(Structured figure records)
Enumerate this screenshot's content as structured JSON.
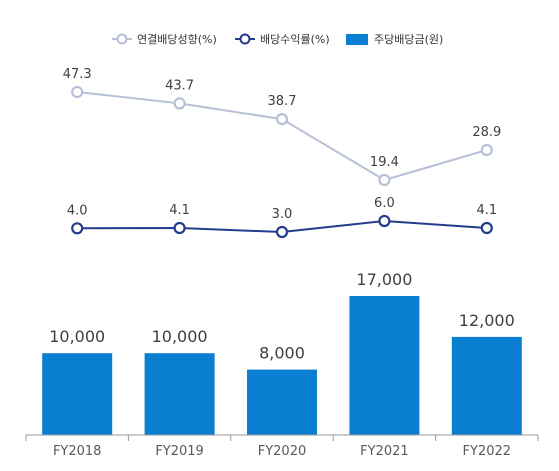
{
  "chart_data": {
    "type": "bar",
    "categories": [
      "FY2018",
      "FY2019",
      "FY2020",
      "FY2021",
      "FY2022"
    ],
    "series": [
      {
        "name": "연결배당성향(%)",
        "kind": "line",
        "color": "#b8c0d8",
        "values": [
          47.3,
          43.7,
          38.7,
          19.4,
          28.9
        ],
        "labels": [
          "47.3",
          "43.7",
          "38.7",
          "19.4",
          "28.9"
        ]
      },
      {
        "name": "배당수익률(%)",
        "kind": "line",
        "color": "#253c8c",
        "values": [
          4.0,
          4.1,
          3.0,
          6.0,
          4.1
        ],
        "labels": [
          "4.0",
          "4.1",
          "3.0",
          "6.0",
          "4.1"
        ]
      },
      {
        "name": "주당배당금(원)",
        "kind": "bar",
        "color": "#0a7fd2",
        "values": [
          10000,
          10000,
          8000,
          17000,
          12000
        ],
        "labels": [
          "10,000",
          "10,000",
          "8,000",
          "17,000",
          "12,000"
        ]
      }
    ],
    "legend_position": "top-right",
    "grid": false,
    "axis_color": "#999999"
  }
}
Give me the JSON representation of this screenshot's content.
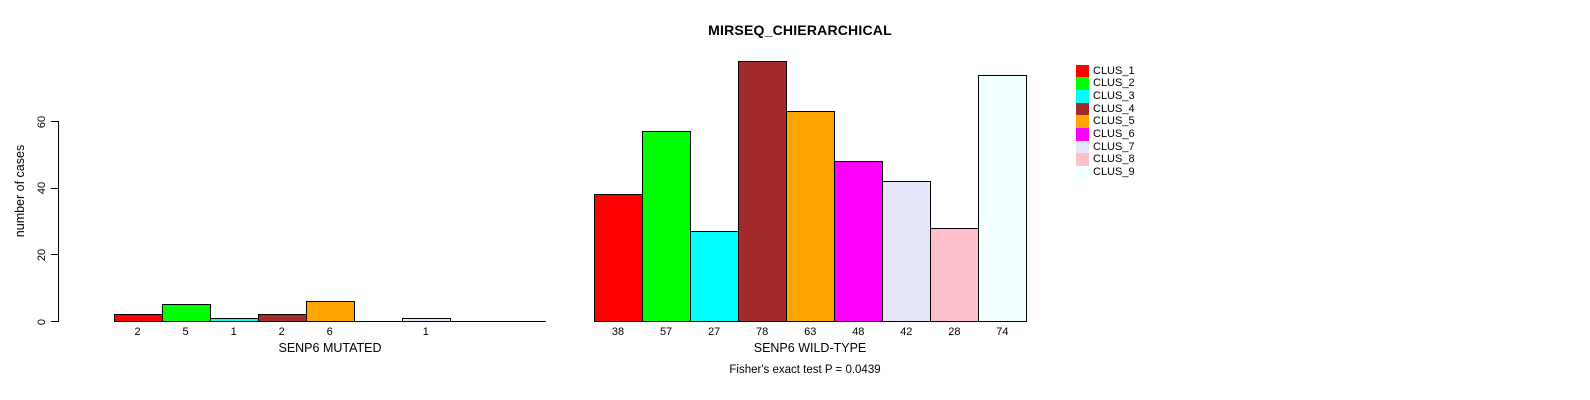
{
  "chart_data": {
    "type": "bar",
    "title": "MIRSEQ_CHIERARCHICAL",
    "ylabel": "number of cases",
    "annotation": "Fisher's exact test P = 0.0439",
    "yticks": [
      0,
      20,
      40,
      60
    ],
    "ylim": [
      0,
      78
    ],
    "grid": false,
    "legend_position": "top-right",
    "legend": [
      {
        "name": "CLUS_1",
        "color": "#FF0000"
      },
      {
        "name": "CLUS_2",
        "color": "#00FF00"
      },
      {
        "name": "CLUS_3",
        "color": "#00FFFF"
      },
      {
        "name": "CLUS_4",
        "color": "#A52A2A"
      },
      {
        "name": "CLUS_5",
        "color": "#FFA500"
      },
      {
        "name": "CLUS_6",
        "color": "#FF00FF"
      },
      {
        "name": "CLUS_7",
        "color": "#E6E6FA"
      },
      {
        "name": "CLUS_8",
        "color": "#FFC0CB"
      },
      {
        "name": "CLUS_9",
        "color": "#F0FFFF"
      }
    ],
    "groups": [
      {
        "xlabel": "SENP6 MUTATED",
        "values": [
          2,
          5,
          1,
          2,
          6,
          0,
          1,
          0,
          0
        ],
        "bar_labels": [
          "2",
          "5",
          "1",
          "2",
          "6",
          "",
          "1",
          "",
          ""
        ]
      },
      {
        "xlabel": "SENP6 WILD-TYPE",
        "values": [
          38,
          57,
          27,
          78,
          63,
          48,
          42,
          28,
          74
        ],
        "bar_labels": [
          "38",
          "57",
          "27",
          "78",
          "63",
          "48",
          "42",
          "28",
          "74"
        ]
      }
    ]
  }
}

OBJECTIVE - Repeat each record exactly, with the pictures left out.

SOLUTION TO THE EXERCISE -
Enumerate this screenshot's content as structured JSON.
{
  "chart_data": {
    "type": "bar",
    "categories": [
      "FY2018",
      "FY2019",
      "FY2020",
      "FY2021",
      "FY2022"
    ],
    "series": [
      {
        "name": "연결배당성향(%)",
        "kind": "line",
        "color": "#b8c0d8",
        "values": [
          47.3,
          43.7,
          38.7,
          19.4,
          28.9
        ],
        "labels": [
          "47.3",
          "43.7",
          "38.7",
          "19.4",
          "28.9"
        ]
      },
      {
        "name": "배당수익률(%)",
        "kind": "line",
        "color": "#253c8c",
        "values": [
          4.0,
          4.1,
          3.0,
          6.0,
          4.1
        ],
        "labels": [
          "4.0",
          "4.1",
          "3.0",
          "6.0",
          "4.1"
        ]
      },
      {
        "name": "주당배당금(원)",
        "kind": "bar",
        "color": "#0a7fd2",
        "values": [
          10000,
          10000,
          8000,
          17000,
          12000
        ],
        "labels": [
          "10,000",
          "10,000",
          "8,000",
          "17,000",
          "12,000"
        ]
      }
    ],
    "legend_position": "top-right",
    "grid": false,
    "axis_color": "#999999"
  }
}
Give me the JSON representation of this screenshot's content.
{
  "chart_data": {
    "type": "bar",
    "title": "MIRSEQ_CHIERARCHICAL",
    "ylabel": "number of cases",
    "annotation": "Fisher's exact test P = 0.0439",
    "yticks": [
      0,
      20,
      40,
      60
    ],
    "ylim": [
      0,
      78
    ],
    "grid": false,
    "legend_position": "top-right",
    "legend": [
      {
        "name": "CLUS_1",
        "color": "#FF0000"
      },
      {
        "name": "CLUS_2",
        "color": "#00FF00"
      },
      {
        "name": "CLUS_3",
        "color": "#00FFFF"
      },
      {
        "name": "CLUS_4",
        "color": "#A52A2A"
      },
      {
        "name": "CLUS_5",
        "color": "#FFA500"
      },
      {
        "name": "CLUS_6",
        "color": "#FF00FF"
      },
      {
        "name": "CLUS_7",
        "color": "#E6E6FA"
      },
      {
        "name": "CLUS_8",
        "color": "#FFC0CB"
      },
      {
        "name": "CLUS_9",
        "color": "#F0FFFF"
      }
    ],
    "groups": [
      {
        "xlabel": "SENP6 MUTATED",
        "values": [
          2,
          5,
          1,
          2,
          6,
          0,
          1,
          0,
          0
        ],
        "bar_labels": [
          "2",
          "5",
          "1",
          "2",
          "6",
          "",
          "1",
          "",
          ""
        ]
      },
      {
        "xlabel": "SENP6 WILD-TYPE",
        "values": [
          38,
          57,
          27,
          78,
          63,
          48,
          42,
          28,
          74
        ],
        "bar_labels": [
          "38",
          "57",
          "27",
          "78",
          "63",
          "48",
          "42",
          "28",
          "74"
        ]
      }
    ]
  }
}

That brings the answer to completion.